WHAT YOU WILL DO - Check every line below for the word "vody" and copy each one that has it.

◆ ◆ ◆ ◆ ◆

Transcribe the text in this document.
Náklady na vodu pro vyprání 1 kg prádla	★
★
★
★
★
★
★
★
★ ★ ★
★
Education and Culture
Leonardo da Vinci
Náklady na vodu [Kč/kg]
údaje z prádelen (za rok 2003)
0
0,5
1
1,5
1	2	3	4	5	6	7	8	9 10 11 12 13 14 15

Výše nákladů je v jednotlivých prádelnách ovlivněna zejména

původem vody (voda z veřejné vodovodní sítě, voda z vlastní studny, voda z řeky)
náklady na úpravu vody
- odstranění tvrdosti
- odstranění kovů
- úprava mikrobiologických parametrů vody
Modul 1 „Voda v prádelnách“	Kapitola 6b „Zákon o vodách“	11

◆ ◆ ◆ ◆ ◆

COMPLETE ANSWER -
původem vody (voda z veřejné vodovodní sítě, voda z vlastní studny, voda z řeky)
náklady na úpravu vody
- úprava mikrobiologických parametrů vody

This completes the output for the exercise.